Source records
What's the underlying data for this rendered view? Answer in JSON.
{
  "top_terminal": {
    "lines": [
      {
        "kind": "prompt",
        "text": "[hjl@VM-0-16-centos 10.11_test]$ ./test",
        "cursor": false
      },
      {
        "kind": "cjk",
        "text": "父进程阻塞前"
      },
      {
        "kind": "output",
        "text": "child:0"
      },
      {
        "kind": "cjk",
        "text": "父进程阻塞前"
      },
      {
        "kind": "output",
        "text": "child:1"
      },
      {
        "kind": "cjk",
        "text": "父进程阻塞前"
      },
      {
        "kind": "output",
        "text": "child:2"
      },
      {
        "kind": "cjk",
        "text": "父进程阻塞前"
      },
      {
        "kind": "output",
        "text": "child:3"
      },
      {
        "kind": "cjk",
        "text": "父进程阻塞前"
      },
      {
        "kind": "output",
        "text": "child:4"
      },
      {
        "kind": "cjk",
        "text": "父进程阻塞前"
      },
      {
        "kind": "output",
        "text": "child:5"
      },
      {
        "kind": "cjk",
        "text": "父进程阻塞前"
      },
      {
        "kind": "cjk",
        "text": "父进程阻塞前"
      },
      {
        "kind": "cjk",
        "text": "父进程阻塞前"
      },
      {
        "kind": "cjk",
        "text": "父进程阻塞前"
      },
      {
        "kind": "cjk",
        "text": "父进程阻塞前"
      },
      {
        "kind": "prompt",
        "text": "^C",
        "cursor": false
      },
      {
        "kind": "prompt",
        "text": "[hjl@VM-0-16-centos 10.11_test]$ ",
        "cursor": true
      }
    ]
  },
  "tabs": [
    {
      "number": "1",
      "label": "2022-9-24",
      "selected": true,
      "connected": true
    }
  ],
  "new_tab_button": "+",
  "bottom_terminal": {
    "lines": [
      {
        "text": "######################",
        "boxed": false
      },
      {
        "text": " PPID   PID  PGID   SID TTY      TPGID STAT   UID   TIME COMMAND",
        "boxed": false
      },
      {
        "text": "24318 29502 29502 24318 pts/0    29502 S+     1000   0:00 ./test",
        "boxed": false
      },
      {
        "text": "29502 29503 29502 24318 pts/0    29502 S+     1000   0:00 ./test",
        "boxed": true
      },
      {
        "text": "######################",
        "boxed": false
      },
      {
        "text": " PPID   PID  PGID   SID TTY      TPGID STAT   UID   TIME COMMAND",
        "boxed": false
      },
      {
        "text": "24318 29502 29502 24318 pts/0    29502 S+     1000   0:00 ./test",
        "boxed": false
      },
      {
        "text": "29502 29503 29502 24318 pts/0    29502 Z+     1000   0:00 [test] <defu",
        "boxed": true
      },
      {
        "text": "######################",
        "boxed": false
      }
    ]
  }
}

§ Problem details
Output the listing above exactly as it appears.

§ Right answer
What's the underlying data for this rendered view? Answer in JSON.
{
  "top_terminal": {
    "lines": [
      {
        "kind": "prompt",
        "text": "[hjl@VM-0-16-centos 10.11_test]$ ./test",
        "cursor": false
      },
      {
        "kind": "cjk",
        "text": "父进程阻塞前"
      },
      {
        "kind": "output",
        "text": "child:0"
      },
      {
        "kind": "cjk",
        "text": "父进程阻塞前"
      },
      {
        "kind": "output",
        "text": "child:1"
      },
      {
        "kind": "cjk",
        "text": "父进程阻塞前"
      },
      {
        "kind": "output",
        "text": "child:2"
      },
      {
        "kind": "cjk",
        "text": "父进程阻塞前"
      },
      {
        "kind": "output",
        "text": "child:3"
      },
      {
        "kind": "cjk",
        "text": "父进程阻塞前"
      },
      {
        "kind": "output",
        "text": "child:4"
      },
      {
        "kind": "cjk",
        "text": "父进程阻塞前"
      },
      {
        "kind": "output",
        "text": "child:5"
      },
      {
        "kind": "cjk",
        "text": "父进程阻塞前"
      },
      {
        "kind": "cjk",
        "text": "父进程阻塞前"
      },
      {
        "kind": "cjk",
        "text": "父进程阻塞前"
      },
      {
        "kind": "cjk",
        "text": "父进程阻塞前"
      },
      {
        "kind": "cjk",
        "text": "父进程阻塞前"
      },
      {
        "kind": "prompt",
        "text": "^C",
        "cursor": false
      },
      {
        "kind": "prompt",
        "text": "[hjl@VM-0-16-centos 10.11_test]$ ",
        "cursor": true
      }
    ]
  },
  "tabs": [
    {
      "number": "1",
      "label": "2022-9-24",
      "selected": true,
      "connected": true
    }
  ],
  "new_tab_button": "+",
  "bottom_terminal": {
    "lines": [
      {
        "text": "######################",
        "boxed": false
      },
      {
        "text": " PPID   PID  PGID   SID TTY      TPGID STAT   UID   TIME COMMAND",
        "boxed": false
      },
      {
        "text": "24318 29502 29502 24318 pts/0    29502 S+     1000   0:00 ./test",
        "boxed": false
      },
      {
        "text": "29502 29503 29502 24318 pts/0    29502 S+     1000   0:00 ./test",
        "boxed": true
      },
      {
        "text": "######################",
        "boxed": false
      },
      {
        "text": " PPID   PID  PGID   SID TTY      TPGID STAT   UID   TIME COMMAND",
        "boxed": false
      },
      {
        "text": "24318 29502 29502 24318 pts/0    29502 S+     1000   0:00 ./test",
        "boxed": false
      },
      {
        "text": "29502 29503 29502 24318 pts/0    29502 Z+     1000   0:00 [test] <defu",
        "boxed": true
      },
      {
        "text": "######################",
        "boxed": false
      }
    ]
  }
}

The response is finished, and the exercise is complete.